Legal Issues Affecting Global E-Commerce in the United States, Europe and Latin America

Legal Issues Affecting Global E-Commerce in the United States, Europe and Latin America


Perhaps one of the greatest reasons to be excited about e-commerce is that it allows companies to offer their goods and services on a worldwide basis, without borders.

However, differences among national laws affecting e-commerce may require companies to vary their operations from country to country, thus creating obstacles to borderless business.

Kenneth Slade of Hale and Dorr LLP, along with Thomas Jansen of the German law firm of Oppenhoff & Raedler and Maria Paula Bonifacini of the Argentine law firm of Allende & Brea, recently made a presentation on this topic. They identified eight issues which often affect companies engaging in global e-commerce, and discussed how the laws of the United States, the European Union and Latin America addressed these issues. They also suggested strategies for global e-commerce companies to deal with differences between these laws.

Available data ::

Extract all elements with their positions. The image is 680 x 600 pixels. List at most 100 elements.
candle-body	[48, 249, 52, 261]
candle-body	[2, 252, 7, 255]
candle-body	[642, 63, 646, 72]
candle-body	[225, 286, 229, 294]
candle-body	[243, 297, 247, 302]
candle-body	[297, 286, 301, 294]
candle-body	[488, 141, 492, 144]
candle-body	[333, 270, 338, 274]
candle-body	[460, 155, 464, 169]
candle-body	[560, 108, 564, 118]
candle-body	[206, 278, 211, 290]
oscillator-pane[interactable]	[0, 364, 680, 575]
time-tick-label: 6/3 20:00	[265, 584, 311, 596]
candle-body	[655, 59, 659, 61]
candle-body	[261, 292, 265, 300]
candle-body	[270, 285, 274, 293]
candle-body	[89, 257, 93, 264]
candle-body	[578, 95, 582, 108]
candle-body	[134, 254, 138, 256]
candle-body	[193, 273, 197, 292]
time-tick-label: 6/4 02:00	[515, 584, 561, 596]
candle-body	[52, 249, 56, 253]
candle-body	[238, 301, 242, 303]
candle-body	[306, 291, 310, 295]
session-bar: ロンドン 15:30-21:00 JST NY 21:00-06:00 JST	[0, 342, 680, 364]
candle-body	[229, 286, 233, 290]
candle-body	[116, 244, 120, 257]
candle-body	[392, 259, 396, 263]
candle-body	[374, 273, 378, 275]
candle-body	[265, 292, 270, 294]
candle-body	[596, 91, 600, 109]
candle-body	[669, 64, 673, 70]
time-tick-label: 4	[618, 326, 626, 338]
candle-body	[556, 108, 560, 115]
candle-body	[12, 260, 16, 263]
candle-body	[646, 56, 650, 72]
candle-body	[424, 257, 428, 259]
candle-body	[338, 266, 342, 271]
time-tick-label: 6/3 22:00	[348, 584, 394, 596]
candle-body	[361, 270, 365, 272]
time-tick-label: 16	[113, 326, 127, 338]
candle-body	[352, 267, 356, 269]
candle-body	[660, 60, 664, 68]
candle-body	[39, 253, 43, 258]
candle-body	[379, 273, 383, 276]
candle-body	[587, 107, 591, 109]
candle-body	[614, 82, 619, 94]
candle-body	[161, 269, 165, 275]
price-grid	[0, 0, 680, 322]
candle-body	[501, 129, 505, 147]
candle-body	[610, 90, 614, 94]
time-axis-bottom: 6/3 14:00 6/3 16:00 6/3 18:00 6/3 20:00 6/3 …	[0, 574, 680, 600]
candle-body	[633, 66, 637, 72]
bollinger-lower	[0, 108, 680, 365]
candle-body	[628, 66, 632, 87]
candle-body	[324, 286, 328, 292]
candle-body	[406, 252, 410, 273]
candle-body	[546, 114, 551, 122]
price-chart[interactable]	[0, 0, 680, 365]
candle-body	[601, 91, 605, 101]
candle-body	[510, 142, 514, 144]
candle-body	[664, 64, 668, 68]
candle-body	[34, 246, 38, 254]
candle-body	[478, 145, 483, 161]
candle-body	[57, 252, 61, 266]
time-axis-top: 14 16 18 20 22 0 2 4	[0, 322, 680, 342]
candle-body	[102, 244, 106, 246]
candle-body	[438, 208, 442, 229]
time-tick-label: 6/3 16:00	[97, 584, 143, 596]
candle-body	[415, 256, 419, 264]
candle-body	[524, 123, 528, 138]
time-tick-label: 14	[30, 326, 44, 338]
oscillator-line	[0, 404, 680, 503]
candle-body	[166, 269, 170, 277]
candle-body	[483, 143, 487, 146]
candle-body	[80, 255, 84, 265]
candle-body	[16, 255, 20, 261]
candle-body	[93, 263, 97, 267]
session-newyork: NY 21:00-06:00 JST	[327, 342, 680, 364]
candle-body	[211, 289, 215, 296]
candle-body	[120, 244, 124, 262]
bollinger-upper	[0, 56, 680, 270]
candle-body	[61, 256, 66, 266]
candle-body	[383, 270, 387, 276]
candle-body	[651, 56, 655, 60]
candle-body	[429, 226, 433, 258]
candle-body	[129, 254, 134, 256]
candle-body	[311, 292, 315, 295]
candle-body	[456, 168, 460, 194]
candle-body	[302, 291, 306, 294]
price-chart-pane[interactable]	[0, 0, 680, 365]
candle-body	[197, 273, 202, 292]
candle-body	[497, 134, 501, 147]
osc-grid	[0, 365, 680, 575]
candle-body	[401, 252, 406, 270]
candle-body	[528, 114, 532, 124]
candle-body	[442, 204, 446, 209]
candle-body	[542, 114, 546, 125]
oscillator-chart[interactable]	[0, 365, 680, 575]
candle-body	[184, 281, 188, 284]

Work instruction 1 ::
In the passage on global e-commerce law, how many issues did the presenters identify?
Work instruction 2 ::
Duplicate the passage on global e-commerce law from "However, differences among" up to and including "to borderless business.".

Answer space 1 ::
Eight.

Answer space 2 ::
However, differences among national laws affecting e-commerce may require companies to vary their operations from country to country, thus creating obstacles to borderless business.